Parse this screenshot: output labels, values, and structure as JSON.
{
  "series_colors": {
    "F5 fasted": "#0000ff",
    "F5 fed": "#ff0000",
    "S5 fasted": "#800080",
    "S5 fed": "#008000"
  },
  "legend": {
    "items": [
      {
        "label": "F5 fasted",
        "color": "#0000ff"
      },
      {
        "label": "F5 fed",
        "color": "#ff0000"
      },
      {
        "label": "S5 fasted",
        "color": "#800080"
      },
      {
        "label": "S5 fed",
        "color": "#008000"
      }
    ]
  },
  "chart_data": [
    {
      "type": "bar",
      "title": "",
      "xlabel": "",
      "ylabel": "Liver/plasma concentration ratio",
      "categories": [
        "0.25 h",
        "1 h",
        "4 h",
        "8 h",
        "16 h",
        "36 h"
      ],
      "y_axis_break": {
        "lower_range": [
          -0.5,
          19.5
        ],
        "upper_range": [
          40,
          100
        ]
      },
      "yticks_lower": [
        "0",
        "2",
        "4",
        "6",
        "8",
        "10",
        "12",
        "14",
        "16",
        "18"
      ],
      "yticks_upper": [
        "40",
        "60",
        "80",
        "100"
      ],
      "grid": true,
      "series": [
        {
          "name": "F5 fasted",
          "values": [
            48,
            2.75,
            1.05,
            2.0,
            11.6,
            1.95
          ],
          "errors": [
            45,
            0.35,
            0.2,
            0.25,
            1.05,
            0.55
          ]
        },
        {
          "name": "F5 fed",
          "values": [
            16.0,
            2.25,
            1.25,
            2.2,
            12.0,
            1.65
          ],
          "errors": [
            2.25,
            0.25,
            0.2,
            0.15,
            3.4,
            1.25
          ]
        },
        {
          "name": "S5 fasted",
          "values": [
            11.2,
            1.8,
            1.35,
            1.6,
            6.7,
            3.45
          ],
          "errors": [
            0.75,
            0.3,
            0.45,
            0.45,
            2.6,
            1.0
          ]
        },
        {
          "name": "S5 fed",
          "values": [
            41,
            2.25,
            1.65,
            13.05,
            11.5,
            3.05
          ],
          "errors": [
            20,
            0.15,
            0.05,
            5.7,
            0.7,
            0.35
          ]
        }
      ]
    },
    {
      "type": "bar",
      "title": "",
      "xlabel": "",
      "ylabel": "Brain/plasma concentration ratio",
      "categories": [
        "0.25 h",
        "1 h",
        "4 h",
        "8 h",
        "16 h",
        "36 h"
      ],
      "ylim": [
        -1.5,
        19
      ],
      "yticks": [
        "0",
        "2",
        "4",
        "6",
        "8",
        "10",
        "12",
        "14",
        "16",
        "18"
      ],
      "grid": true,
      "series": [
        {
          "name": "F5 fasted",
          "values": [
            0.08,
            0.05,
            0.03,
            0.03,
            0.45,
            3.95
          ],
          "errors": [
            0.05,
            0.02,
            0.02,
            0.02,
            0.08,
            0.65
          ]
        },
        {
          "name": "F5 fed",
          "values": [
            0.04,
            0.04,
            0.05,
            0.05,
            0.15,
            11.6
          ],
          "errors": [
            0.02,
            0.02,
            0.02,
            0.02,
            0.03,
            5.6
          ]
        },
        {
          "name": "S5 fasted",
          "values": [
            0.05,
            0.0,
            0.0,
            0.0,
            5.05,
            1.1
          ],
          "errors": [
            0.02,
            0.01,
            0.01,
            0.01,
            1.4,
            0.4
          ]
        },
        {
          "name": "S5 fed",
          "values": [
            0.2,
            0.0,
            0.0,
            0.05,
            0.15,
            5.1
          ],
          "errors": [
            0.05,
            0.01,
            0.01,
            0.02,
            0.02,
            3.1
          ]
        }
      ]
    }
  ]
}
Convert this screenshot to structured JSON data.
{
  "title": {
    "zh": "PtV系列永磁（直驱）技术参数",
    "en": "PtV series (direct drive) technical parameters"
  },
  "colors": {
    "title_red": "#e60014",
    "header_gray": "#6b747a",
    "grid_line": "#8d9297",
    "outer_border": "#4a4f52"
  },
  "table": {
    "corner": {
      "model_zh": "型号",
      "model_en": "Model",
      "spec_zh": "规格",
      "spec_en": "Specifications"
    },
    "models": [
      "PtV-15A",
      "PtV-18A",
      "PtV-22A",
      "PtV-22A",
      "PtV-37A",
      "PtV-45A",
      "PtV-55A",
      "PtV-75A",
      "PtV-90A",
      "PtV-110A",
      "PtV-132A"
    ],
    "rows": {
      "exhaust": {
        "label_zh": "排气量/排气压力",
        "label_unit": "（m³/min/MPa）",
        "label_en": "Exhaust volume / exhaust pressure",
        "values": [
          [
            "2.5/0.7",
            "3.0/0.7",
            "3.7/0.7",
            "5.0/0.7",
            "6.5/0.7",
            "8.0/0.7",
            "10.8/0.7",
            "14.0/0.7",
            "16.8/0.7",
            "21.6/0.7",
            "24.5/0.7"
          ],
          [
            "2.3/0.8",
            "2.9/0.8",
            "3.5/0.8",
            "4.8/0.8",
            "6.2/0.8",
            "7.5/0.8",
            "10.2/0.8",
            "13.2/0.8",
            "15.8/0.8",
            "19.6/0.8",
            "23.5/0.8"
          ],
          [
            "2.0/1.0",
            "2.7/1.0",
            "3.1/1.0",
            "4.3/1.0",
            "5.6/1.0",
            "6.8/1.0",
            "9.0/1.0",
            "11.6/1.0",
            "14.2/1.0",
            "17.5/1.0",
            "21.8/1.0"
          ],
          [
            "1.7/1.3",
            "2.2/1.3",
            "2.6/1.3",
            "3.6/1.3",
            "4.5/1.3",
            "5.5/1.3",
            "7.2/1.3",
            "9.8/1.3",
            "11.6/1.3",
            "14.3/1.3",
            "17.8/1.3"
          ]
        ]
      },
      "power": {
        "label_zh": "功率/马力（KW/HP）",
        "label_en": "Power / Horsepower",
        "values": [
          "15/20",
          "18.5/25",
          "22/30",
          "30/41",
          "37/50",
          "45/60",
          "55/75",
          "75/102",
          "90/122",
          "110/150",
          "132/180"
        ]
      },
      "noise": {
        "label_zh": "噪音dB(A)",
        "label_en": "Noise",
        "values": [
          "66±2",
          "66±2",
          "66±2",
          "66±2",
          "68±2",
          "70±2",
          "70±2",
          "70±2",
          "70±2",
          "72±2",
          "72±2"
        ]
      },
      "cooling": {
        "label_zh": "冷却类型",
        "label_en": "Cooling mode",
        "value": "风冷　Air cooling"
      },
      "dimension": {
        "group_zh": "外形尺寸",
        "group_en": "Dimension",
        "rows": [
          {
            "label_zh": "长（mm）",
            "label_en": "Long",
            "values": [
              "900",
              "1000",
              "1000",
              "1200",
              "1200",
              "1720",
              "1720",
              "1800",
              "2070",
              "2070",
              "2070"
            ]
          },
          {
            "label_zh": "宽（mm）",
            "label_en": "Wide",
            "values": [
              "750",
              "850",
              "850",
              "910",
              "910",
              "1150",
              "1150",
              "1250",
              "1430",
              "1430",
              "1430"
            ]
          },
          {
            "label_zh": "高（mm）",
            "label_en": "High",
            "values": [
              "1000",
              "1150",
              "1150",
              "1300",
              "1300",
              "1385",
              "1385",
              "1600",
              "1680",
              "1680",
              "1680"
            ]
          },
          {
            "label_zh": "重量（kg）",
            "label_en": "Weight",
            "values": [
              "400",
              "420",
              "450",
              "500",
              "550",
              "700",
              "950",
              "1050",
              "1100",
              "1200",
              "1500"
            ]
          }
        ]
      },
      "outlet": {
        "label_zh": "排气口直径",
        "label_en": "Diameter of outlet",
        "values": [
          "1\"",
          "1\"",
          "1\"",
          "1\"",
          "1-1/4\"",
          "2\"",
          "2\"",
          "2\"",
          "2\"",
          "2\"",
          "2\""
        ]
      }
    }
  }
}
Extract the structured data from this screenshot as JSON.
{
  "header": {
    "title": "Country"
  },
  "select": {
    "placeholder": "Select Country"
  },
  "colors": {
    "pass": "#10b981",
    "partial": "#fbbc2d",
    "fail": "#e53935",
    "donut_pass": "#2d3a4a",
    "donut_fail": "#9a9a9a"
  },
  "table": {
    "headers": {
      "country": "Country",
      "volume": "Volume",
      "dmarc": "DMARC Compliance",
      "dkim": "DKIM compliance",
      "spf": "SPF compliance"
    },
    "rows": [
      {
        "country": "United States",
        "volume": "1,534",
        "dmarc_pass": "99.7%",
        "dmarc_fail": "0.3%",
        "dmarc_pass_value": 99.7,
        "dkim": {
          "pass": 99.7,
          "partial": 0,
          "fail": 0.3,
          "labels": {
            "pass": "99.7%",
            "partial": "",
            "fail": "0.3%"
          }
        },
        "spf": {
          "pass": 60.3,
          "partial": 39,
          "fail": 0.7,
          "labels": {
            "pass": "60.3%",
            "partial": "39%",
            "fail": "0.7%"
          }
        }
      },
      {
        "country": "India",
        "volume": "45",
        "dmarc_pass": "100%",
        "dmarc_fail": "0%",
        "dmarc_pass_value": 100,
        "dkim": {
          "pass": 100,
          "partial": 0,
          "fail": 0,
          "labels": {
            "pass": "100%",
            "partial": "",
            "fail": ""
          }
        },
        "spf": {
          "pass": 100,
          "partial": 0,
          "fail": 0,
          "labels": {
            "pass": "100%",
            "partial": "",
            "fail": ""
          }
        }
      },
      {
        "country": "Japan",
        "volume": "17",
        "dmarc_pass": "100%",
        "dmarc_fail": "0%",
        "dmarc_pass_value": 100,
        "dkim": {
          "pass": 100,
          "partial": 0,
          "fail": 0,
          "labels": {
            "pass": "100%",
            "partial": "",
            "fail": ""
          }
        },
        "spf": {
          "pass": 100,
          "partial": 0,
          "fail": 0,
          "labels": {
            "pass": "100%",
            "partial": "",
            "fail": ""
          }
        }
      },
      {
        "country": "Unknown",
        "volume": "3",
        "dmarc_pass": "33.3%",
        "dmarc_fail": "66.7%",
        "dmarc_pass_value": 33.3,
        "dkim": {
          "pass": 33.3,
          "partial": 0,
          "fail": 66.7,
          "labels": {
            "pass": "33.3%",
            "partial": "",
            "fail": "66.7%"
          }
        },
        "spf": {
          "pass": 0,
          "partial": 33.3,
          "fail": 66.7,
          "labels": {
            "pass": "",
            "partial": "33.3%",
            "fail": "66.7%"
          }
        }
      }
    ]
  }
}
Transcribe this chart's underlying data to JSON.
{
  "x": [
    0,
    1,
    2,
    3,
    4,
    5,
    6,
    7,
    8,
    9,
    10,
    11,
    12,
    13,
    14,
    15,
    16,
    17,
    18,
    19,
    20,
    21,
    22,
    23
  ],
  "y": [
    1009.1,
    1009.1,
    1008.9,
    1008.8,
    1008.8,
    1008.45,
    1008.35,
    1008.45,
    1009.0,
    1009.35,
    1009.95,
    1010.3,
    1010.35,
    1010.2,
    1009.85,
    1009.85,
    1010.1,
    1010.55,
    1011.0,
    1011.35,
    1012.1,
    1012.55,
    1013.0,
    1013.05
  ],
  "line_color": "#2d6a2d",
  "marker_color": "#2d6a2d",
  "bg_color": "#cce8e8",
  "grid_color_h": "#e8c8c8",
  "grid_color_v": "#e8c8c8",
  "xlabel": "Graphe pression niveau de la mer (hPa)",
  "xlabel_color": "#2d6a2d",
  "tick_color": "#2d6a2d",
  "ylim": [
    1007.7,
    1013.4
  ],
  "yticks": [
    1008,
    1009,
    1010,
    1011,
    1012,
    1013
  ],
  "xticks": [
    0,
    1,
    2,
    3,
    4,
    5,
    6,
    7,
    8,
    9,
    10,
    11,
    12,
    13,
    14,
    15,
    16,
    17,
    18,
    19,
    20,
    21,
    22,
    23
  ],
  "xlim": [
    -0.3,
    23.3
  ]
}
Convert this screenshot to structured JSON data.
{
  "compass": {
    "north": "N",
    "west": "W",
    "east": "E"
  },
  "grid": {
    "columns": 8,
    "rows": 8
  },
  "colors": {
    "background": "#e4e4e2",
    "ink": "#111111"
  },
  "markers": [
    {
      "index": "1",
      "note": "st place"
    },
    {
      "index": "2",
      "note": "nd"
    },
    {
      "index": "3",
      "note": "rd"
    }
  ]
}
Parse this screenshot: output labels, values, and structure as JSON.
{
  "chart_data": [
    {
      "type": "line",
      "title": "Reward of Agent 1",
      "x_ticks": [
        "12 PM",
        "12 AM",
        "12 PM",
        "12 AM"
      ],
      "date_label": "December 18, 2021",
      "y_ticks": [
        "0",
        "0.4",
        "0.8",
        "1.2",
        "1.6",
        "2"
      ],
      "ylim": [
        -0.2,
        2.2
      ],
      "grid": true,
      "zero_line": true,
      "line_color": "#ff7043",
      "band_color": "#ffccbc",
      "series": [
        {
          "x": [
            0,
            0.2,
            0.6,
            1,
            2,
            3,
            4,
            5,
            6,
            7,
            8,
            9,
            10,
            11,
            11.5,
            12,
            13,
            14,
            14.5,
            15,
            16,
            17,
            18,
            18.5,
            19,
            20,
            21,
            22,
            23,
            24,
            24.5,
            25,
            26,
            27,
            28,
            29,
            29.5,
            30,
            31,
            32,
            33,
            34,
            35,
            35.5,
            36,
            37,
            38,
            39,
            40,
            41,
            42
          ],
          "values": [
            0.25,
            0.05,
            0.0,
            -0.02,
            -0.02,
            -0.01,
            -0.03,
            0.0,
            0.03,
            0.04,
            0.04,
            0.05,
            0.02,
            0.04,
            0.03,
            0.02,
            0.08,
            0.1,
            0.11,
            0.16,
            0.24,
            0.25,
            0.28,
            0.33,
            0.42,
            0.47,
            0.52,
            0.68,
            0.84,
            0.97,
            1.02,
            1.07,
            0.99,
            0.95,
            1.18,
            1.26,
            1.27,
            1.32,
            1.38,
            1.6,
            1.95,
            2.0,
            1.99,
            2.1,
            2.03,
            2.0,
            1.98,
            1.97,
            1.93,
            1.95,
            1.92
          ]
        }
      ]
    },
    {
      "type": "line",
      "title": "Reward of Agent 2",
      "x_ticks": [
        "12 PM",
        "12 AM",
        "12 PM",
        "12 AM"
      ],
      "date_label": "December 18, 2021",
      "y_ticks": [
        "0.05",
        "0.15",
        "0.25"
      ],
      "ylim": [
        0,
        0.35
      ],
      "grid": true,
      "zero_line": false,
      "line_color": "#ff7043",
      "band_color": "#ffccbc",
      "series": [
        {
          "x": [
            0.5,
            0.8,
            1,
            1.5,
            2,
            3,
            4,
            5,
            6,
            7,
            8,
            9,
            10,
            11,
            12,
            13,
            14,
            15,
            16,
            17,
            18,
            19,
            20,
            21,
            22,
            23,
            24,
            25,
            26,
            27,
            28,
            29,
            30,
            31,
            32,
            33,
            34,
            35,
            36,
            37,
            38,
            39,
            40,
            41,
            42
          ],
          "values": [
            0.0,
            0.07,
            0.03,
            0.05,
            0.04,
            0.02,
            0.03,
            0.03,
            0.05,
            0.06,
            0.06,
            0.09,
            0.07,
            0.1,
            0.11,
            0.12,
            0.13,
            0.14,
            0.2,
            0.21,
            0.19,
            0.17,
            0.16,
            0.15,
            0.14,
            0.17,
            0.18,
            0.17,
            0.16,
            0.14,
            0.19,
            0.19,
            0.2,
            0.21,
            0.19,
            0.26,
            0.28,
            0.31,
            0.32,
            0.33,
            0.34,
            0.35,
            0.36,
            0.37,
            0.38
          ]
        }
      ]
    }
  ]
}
----
Task statement: Count every line in the data where the string "volume" occurs. Give nothing except the number.

Answer to this exercise: 6